# PASSAGE

>> START

Crummb

When a food critic turns the poison pen on herself

The great American pound cake January 7, 2009

Filed under: All-occasion cakes — crummb @ 5:54 pm
Tags: , ,

american-pound-cake-loIf there’s one thing I’ve learnt ever since I started this baking thing, it’s this: One man’s meat is another man’s poison. Or shall I say, One man’s perfect pound cake is another man’s putrid pound cake.

Shirley O. Corriher’s latest cookbook BakeWise, which I reviewed last month for the newspaper, opened with this tantalising tale: She reckons she has developed a recipe for the ultimate American pound cake.

Yeah, right. Just about every cookbook I own has a recipe for a “perfect pound cake”. So what. But what sets Corriher’s apart is that she adapted hers from four other perfect pound cake recipes.

She found that recipes taken from a relative, her step-daughter’s friend’s mother, and two from professional bakers – who all proclaim their recipe is “the best” – are essentially the same! Is your heart beating faster now? Mine sure did.

>> END

# WRITTEN REQUEST
In the pound cake post, how many other pound cake recipes did Corriher adapt her own from? The records aren't needed for this.

# DATASET RECORDS
>> START

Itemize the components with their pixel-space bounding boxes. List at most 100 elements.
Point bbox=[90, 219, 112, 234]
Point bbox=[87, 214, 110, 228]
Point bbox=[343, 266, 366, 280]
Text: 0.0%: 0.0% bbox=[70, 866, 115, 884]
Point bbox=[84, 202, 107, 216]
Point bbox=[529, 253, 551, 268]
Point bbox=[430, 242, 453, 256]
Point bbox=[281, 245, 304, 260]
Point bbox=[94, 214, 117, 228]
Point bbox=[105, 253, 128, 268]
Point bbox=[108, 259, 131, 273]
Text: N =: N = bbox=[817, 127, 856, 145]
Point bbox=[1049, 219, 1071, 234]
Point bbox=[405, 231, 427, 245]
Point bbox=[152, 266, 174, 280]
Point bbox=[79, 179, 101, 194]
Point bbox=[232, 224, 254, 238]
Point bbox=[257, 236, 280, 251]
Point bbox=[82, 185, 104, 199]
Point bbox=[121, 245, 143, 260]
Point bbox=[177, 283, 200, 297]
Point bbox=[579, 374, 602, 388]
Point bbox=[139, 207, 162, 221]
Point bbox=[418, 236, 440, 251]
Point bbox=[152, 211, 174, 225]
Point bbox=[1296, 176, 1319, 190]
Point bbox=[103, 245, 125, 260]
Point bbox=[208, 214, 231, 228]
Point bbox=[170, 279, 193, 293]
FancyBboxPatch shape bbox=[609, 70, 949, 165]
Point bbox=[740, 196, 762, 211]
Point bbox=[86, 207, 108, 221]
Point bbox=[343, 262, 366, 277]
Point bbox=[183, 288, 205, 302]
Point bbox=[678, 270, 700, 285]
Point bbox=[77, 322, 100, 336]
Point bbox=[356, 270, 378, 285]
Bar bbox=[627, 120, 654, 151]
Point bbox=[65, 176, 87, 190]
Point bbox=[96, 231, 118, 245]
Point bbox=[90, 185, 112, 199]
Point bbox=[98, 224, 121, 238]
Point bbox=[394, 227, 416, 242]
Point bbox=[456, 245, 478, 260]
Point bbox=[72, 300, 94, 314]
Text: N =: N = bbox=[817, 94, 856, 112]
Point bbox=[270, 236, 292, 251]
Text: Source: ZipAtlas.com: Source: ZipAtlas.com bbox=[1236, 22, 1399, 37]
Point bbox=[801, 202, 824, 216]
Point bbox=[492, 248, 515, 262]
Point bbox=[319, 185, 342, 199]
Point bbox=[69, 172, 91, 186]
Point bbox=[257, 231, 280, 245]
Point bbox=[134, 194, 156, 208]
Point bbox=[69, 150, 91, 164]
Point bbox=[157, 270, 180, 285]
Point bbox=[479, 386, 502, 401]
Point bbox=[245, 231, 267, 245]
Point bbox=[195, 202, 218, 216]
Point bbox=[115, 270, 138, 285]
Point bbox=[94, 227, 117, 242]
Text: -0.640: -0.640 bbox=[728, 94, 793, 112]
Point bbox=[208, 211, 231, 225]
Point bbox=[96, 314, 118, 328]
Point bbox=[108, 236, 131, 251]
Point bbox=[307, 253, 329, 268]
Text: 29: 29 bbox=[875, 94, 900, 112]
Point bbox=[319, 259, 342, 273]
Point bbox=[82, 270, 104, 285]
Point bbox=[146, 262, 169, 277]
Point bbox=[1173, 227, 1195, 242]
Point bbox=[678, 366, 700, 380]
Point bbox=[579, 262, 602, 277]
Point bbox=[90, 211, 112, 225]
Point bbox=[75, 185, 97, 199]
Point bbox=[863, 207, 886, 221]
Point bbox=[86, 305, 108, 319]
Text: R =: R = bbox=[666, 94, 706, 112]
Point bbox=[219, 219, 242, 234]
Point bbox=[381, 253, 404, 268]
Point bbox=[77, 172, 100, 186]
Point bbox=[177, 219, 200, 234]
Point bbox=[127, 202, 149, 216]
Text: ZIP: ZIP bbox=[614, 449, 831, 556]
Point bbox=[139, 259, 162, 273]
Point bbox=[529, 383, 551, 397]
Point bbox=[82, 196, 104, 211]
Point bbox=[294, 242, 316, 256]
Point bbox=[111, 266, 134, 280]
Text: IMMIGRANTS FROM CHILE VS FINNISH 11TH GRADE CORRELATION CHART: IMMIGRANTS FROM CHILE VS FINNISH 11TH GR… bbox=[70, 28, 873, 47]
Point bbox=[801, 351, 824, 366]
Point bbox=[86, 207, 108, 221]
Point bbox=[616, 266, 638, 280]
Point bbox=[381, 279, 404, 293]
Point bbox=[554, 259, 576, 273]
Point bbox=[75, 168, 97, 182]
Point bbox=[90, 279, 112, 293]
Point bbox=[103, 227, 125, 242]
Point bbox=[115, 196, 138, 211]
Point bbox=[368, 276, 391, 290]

>> END

# THE RESULT
Four.